Collect each line holding the string "ylabel".

··· Data for this exercise

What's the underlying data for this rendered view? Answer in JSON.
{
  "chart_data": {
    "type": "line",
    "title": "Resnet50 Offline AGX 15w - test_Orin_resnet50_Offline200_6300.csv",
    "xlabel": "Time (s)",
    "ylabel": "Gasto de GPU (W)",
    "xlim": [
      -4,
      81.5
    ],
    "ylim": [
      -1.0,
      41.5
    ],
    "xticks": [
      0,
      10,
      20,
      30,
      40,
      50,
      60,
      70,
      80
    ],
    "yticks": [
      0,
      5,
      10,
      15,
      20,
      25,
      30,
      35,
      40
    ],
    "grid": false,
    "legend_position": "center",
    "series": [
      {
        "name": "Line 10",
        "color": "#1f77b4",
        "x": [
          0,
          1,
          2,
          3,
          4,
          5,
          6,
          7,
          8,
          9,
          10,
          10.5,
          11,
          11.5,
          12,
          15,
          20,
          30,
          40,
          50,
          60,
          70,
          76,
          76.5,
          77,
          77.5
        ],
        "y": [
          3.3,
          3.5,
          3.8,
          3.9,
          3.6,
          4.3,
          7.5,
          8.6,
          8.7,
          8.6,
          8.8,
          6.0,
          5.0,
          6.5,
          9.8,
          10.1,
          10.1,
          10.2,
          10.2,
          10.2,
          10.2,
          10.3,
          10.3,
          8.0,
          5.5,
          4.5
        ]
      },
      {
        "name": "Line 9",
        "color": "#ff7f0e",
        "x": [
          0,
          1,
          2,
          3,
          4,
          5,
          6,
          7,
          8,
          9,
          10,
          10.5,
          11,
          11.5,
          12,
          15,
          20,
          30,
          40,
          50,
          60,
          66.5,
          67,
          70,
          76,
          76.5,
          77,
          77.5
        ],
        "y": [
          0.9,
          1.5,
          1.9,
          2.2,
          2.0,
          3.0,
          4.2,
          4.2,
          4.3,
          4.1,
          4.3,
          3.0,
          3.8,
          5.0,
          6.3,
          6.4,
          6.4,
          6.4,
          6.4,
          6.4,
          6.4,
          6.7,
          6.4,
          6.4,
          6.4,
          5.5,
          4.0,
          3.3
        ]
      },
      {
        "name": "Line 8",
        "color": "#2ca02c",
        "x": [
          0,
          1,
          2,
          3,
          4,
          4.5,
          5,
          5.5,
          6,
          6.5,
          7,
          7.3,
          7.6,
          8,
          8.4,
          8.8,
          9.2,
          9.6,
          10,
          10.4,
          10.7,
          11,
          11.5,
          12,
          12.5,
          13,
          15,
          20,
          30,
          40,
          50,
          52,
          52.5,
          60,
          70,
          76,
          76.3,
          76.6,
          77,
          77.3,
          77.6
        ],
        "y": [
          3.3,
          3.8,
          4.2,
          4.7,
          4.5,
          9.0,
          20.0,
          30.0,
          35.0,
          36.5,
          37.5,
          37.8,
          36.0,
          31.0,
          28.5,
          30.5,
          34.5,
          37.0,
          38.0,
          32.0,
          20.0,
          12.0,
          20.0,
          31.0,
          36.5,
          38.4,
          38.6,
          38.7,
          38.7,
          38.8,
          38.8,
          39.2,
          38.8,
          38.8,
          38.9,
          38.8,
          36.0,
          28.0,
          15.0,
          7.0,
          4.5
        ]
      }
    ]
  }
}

······
··· Data for this exercise

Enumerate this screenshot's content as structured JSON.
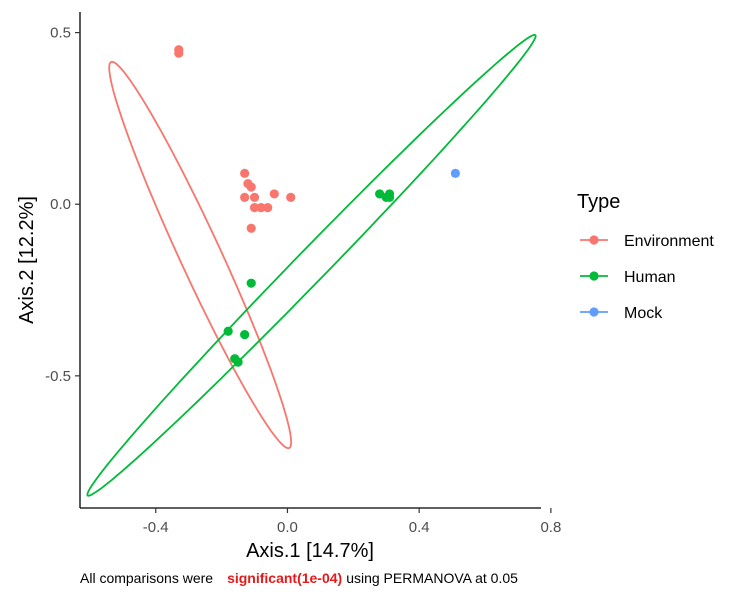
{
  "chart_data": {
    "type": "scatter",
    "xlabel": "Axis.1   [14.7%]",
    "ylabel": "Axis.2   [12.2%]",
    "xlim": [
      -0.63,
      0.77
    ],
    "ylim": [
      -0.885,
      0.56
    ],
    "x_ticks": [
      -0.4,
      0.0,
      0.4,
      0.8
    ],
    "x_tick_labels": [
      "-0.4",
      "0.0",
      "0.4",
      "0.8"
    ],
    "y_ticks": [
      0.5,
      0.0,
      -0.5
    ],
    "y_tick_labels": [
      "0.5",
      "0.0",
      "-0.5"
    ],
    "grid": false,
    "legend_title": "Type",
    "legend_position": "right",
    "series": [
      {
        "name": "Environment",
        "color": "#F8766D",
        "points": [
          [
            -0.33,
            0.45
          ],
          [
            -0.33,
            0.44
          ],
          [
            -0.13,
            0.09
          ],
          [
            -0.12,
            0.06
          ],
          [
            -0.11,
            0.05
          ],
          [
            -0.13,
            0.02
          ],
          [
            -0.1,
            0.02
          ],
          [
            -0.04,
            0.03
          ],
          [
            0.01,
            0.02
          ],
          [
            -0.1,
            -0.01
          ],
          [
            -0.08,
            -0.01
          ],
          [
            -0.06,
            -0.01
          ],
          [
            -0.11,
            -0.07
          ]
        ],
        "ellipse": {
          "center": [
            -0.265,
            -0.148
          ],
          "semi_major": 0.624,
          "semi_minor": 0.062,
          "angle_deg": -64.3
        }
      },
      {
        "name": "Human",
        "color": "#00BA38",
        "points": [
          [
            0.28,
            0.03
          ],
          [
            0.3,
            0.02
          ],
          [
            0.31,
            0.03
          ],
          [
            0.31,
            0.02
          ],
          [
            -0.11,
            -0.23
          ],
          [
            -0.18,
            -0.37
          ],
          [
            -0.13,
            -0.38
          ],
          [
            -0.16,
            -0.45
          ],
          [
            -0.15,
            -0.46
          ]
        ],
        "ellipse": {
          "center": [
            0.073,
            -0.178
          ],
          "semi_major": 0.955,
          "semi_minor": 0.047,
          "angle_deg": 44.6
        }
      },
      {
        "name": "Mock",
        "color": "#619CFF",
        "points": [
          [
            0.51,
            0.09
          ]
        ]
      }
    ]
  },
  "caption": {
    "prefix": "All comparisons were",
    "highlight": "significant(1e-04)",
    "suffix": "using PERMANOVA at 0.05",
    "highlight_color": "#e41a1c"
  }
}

······
··· Data for this exercise

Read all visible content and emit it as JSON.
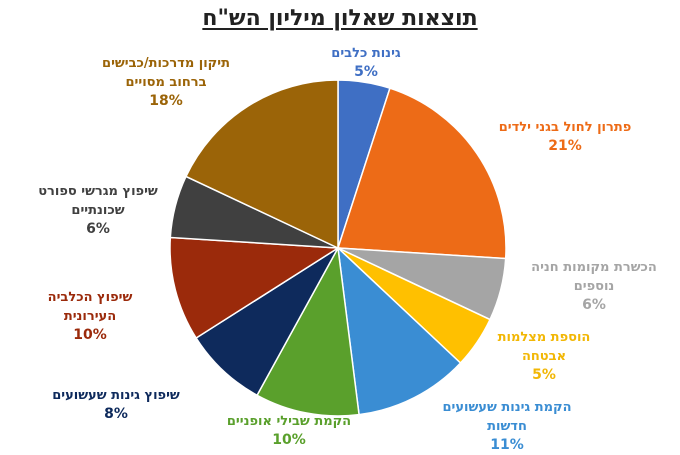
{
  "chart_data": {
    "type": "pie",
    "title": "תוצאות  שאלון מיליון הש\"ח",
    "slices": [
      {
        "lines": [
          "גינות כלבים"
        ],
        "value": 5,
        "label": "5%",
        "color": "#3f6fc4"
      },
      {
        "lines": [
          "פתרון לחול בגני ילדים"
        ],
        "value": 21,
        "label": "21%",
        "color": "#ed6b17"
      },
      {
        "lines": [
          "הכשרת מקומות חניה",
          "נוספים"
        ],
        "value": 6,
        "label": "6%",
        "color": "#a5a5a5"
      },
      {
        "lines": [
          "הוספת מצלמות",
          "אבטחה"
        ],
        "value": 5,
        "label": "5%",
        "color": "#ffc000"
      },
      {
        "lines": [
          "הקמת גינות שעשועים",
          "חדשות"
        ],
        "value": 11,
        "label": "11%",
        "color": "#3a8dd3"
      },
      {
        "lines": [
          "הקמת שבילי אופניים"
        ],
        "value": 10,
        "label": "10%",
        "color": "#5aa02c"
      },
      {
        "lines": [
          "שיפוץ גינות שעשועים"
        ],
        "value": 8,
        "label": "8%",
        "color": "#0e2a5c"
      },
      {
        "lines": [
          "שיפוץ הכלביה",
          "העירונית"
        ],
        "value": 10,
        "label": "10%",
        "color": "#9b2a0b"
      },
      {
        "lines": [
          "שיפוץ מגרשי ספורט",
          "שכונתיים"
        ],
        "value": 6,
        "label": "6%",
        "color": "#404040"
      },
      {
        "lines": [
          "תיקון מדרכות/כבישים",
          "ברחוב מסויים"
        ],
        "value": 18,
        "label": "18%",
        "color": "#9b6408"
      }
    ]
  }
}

······

| Answer to the task |
    "ylabel": "Gasto de GPU (W)",
    "ylabel": "Axis.2   [12.2%]",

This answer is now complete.